• [OBJECTIVE] Reproduce each line exactly.

• [SUPPLIED INFORMATION]
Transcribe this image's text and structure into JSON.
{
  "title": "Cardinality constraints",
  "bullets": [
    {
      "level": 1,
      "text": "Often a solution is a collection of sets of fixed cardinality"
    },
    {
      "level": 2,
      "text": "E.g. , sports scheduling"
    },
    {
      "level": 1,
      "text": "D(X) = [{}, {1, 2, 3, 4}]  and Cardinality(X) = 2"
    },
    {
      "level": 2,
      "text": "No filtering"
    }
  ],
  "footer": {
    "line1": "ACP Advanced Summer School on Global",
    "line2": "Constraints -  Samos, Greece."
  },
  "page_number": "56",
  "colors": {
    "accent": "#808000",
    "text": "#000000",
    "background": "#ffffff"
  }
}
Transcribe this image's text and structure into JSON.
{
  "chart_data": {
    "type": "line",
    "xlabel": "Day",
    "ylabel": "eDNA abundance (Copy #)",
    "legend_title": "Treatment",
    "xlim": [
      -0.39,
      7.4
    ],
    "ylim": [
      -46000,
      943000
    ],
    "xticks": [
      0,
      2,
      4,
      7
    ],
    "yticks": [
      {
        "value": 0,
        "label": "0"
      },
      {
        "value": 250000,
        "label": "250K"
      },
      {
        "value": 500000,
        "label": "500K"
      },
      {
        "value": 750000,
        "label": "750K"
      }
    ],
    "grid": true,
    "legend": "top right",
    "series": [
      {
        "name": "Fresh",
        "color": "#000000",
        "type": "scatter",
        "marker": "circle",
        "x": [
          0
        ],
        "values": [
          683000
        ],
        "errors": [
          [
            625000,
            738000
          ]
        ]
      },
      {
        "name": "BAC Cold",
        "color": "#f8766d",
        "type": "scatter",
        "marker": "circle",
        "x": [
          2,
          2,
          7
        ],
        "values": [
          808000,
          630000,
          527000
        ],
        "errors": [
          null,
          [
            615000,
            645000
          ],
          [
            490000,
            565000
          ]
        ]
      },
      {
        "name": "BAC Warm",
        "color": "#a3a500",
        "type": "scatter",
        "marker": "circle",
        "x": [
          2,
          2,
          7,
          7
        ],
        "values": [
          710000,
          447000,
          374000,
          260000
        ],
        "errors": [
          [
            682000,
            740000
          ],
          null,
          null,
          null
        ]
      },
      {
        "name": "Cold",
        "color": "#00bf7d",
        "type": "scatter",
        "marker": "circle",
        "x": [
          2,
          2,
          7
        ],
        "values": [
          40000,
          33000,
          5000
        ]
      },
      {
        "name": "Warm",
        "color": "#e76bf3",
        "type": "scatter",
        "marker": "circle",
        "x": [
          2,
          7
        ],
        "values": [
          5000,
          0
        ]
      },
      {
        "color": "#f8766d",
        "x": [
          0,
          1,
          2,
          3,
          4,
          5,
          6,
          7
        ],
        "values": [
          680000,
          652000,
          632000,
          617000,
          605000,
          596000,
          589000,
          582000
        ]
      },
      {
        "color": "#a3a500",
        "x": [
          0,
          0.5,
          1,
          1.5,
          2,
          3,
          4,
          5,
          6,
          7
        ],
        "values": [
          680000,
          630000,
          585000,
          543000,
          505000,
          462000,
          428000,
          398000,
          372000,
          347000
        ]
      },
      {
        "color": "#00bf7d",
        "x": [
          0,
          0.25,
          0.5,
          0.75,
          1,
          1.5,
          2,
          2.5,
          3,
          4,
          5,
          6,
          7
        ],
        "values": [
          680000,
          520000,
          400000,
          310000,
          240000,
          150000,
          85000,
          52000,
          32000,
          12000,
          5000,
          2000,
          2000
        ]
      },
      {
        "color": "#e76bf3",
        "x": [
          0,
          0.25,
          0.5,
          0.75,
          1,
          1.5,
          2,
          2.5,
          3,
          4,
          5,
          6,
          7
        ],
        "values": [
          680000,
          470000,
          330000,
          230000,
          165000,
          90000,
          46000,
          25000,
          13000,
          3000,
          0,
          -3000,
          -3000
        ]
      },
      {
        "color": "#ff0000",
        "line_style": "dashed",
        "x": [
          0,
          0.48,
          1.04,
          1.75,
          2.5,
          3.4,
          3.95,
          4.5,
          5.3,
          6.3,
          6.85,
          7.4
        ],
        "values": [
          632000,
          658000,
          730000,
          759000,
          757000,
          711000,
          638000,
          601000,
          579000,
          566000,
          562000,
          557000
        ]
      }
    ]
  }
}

• [ANSWER IN FULL]
Transcribe this image's text and structure into JSON.
{
  "title": "Cardinality constraints",
  "bullets": [
    {
      "level": 1,
      "text": "Often a solution is a collection of sets of fixed cardinality"
    },
    {
      "level": 2,
      "text": "E.g. , sports scheduling"
    },
    {
      "level": 1,
      "text": "D(X) = [{}, {1, 2, 3, 4}]  and Cardinality(X) = 2"
    },
    {
      "level": 2,
      "text": "No filtering"
    }
  ],
  "footer": {
    "line1": "ACP Advanced Summer School on Global",
    "line2": "Constraints -  Samos, Greece."
  },
  "page_number": "56",
  "colors": {
    "accent": "#808000",
    "text": "#000000",
    "background": "#ffffff"
  }
}
Transcribe this image's text and structure into JSON.
{
  "chart_data": {
    "type": "line",
    "xlabel": "Day",
    "ylabel": "eDNA abundance (Copy #)",
    "legend_title": "Treatment",
    "xlim": [
      -0.39,
      7.4
    ],
    "ylim": [
      -46000,
      943000
    ],
    "xticks": [
      0,
      2,
      4,
      7
    ],
    "yticks": [
      {
        "value": 0,
        "label": "0"
      },
      {
        "value": 250000,
        "label": "250K"
      },
      {
        "value": 500000,
        "label": "500K"
      },
      {
        "value": 750000,
        "label": "750K"
      }
    ],
    "grid": true,
    "legend": "top right",
    "series": [
      {
        "name": "Fresh",
        "color": "#000000",
        "type": "scatter",
        "marker": "circle",
        "x": [
          0
        ],
        "values": [
          683000
        ],
        "errors": [
          [
            625000,
            738000
          ]
        ]
      },
      {
        "name": "BAC Cold",
        "color": "#f8766d",
        "type": "scatter",
        "marker": "circle",
        "x": [
          2,
          2,
          7
        ],
        "values": [
          808000,
          630000,
          527000
        ],
        "errors": [
          null,
          [
            615000,
            645000
          ],
          [
            490000,
            565000
          ]
        ]
      },
      {
        "name": "BAC Warm",
        "color": "#a3a500",
        "type": "scatter",
        "marker": "circle",
        "x": [
          2,
          2,
          7,
          7
        ],
        "values": [
          710000,
          447000,
          374000,
          260000
        ],
        "errors": [
          [
            682000,
            740000
          ],
          null,
          null,
          null
        ]
      },
      {
        "name": "Cold",
        "color": "#00bf7d",
        "type": "scatter",
        "marker": "circle",
        "x": [
          2,
          2,
          7
        ],
        "values": [
          40000,
          33000,
          5000
        ]
      },
      {
        "name": "Warm",
        "color": "#e76bf3",
        "type": "scatter",
        "marker": "circle",
        "x": [
          2,
          7
        ],
        "values": [
          5000,
          0
        ]
      },
      {
        "color": "#f8766d",
        "x": [
          0,
          1,
          2,
          3,
          4,
          5,
          6,
          7
        ],
        "values": [
          680000,
          652000,
          632000,
          617000,
          605000,
          596000,
          589000,
          582000
        ]
      },
      {
        "color": "#a3a500",
        "x": [
          0,
          0.5,
          1,
          1.5,
          2,
          3,
          4,
          5,
          6,
          7
        ],
        "values": [
          680000,
          630000,
          585000,
          543000,
          505000,
          462000,
          428000,
          398000,
          372000,
          347000
        ]
      },
      {
        "color": "#00bf7d",
        "x": [
          0,
          0.25,
          0.5,
          0.75,
          1,
          1.5,
          2,
          2.5,
          3,
          4,
          5,
          6,
          7
        ],
        "values": [
          680000,
          520000,
          400000,
          310000,
          240000,
          150000,
          85000,
          52000,
          32000,
          12000,
          5000,
          2000,
          2000
        ]
      },
      {
        "color": "#e76bf3",
        "x": [
          0,
          0.25,
          0.5,
          0.75,
          1,
          1.5,
          2,
          2.5,
          3,
          4,
          5,
          6,
          7
        ],
        "values": [
          680000,
          470000,
          330000,
          230000,
          165000,
          90000,
          46000,
          25000,
          13000,
          3000,
          0,
          -3000,
          -3000
        ]
      },
      {
        "color": "#ff0000",
        "line_style": "dashed",
        "x": [
          0,
          0.48,
          1.04,
          1.75,
          2.5,
          3.4,
          3.95,
          4.5,
          5.3,
          6.3,
          6.85,
          7.4
        ],
        "values": [
          632000,
          658000,
          730000,
          759000,
          757000,
          711000,
          638000,
          601000,
          579000,
          566000,
          562000,
          557000
        ]
      }
    ]
  }
}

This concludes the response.